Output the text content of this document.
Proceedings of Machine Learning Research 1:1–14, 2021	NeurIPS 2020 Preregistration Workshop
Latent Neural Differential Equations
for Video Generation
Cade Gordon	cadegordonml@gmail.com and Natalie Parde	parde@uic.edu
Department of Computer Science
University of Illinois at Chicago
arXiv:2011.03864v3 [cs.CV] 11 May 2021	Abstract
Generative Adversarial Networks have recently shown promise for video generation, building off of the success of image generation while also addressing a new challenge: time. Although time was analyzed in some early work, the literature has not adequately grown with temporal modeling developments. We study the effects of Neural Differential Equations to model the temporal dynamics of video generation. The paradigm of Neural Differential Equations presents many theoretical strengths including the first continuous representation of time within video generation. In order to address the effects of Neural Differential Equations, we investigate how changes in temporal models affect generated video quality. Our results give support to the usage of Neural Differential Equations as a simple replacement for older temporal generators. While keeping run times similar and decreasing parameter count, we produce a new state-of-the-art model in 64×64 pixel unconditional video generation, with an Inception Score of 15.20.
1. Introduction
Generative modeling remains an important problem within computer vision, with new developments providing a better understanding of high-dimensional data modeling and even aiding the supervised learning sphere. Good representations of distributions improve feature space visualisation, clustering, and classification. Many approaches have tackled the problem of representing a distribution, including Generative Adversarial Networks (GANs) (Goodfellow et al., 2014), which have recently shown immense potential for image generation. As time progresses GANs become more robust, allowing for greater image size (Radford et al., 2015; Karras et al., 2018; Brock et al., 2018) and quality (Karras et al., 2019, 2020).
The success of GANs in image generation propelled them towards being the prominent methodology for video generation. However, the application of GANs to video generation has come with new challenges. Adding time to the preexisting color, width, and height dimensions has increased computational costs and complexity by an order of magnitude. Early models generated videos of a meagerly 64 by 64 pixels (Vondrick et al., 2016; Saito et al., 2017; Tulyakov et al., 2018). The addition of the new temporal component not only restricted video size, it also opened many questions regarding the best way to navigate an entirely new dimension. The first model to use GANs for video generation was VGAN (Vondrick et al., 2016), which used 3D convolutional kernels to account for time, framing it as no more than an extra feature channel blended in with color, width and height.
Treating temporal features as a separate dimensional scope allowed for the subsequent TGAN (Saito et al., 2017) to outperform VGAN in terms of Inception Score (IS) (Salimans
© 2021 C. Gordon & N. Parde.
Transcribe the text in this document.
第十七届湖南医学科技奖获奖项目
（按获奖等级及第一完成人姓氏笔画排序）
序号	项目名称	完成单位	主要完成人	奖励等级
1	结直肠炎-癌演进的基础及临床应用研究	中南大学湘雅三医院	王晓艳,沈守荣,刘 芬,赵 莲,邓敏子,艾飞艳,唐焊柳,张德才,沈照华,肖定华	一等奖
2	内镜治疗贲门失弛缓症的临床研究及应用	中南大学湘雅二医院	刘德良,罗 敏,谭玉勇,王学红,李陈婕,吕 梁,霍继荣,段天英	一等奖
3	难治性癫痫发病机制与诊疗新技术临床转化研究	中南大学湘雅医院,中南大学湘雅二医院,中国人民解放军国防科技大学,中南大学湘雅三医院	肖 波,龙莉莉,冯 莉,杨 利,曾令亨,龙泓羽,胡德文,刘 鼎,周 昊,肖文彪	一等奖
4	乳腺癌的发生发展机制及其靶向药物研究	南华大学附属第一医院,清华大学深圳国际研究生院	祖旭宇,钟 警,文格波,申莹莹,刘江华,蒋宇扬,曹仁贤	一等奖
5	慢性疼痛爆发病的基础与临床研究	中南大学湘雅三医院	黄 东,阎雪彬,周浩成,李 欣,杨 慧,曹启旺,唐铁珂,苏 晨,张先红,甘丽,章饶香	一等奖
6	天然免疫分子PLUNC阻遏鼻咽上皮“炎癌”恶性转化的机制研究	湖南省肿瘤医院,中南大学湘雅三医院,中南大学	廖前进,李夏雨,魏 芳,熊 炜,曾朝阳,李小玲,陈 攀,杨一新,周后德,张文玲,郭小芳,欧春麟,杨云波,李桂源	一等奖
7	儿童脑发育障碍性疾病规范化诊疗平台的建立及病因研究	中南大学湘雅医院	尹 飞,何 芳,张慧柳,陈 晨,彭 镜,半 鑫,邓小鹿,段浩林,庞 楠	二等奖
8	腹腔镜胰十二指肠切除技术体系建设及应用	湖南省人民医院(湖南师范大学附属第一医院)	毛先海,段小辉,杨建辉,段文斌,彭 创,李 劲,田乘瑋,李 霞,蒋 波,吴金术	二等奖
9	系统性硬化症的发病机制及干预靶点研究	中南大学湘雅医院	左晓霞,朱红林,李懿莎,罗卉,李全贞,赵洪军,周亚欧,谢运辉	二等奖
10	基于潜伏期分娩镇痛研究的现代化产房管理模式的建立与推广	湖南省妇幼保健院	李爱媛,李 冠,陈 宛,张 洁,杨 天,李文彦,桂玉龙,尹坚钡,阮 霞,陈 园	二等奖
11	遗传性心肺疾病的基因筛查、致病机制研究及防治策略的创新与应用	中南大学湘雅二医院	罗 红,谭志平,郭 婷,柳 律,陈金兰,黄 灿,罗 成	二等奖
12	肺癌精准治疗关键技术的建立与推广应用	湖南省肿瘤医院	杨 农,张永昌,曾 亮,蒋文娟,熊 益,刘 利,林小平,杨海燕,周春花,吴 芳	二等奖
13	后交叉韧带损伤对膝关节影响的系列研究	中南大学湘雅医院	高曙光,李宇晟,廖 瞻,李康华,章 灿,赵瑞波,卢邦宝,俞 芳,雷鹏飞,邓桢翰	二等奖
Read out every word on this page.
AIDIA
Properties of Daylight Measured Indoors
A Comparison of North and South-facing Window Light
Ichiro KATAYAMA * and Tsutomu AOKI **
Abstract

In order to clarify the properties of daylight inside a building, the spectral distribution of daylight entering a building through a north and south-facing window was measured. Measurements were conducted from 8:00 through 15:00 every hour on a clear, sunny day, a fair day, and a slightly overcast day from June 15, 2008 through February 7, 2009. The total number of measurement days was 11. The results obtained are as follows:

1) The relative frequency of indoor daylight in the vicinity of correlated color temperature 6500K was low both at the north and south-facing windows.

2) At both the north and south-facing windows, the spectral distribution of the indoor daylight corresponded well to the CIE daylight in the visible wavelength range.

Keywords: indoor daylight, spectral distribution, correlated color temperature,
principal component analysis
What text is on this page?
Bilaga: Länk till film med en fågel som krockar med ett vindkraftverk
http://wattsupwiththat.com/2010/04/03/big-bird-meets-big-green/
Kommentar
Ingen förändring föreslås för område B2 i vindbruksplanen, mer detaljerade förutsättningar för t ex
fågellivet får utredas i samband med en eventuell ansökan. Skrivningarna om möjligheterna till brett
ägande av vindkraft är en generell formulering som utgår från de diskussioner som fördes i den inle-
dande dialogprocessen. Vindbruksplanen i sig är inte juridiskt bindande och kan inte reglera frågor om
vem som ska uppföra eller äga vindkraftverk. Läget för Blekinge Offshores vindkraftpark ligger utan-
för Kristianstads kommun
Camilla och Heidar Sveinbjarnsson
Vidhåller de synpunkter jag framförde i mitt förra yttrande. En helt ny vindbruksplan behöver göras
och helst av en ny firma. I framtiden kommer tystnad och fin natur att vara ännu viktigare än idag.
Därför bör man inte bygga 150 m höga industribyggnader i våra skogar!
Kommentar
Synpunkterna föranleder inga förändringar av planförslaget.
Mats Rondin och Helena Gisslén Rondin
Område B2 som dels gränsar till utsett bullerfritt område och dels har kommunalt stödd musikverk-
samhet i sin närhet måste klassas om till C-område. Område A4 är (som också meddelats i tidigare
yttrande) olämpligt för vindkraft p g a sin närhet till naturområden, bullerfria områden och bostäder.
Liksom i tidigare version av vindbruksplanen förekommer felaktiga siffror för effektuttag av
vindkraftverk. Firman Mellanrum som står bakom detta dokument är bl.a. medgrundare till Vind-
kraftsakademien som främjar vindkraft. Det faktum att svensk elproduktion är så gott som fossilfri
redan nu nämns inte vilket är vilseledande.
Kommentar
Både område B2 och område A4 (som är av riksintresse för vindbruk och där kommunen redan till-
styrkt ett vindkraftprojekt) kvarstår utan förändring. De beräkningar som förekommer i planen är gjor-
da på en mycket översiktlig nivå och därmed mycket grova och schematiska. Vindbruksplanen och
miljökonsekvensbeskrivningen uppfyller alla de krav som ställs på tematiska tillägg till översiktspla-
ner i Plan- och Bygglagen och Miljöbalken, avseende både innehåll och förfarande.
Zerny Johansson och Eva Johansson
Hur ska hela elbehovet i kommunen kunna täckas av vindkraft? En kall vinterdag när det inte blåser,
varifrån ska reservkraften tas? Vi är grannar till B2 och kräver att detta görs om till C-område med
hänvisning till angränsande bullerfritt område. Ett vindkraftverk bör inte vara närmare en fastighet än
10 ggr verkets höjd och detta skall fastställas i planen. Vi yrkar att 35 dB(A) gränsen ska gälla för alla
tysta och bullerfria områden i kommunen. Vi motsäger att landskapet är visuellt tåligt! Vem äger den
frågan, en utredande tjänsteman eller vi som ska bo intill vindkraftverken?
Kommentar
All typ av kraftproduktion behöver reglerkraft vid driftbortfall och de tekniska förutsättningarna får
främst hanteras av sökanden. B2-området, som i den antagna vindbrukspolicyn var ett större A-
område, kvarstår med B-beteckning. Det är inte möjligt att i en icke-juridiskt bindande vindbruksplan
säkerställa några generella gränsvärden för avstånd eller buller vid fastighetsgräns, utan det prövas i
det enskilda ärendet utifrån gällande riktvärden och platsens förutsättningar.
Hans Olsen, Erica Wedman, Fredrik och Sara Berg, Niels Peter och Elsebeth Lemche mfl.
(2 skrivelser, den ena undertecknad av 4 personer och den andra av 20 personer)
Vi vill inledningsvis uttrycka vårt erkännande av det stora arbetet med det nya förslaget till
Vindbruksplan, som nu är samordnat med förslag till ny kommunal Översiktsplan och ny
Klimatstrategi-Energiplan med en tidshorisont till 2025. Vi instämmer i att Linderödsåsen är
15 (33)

> Short exercise
Find every line in the records above that contains the word "vara", and copy each one.

> Answer below
och helst av en ny firma. I framtiden kommer tystnad och fin natur att vara ännu viktigare än idag.
hänvisning till angränsande bullerfritt område. Ett vindkraftverk bör inte vara närmare en fastighet än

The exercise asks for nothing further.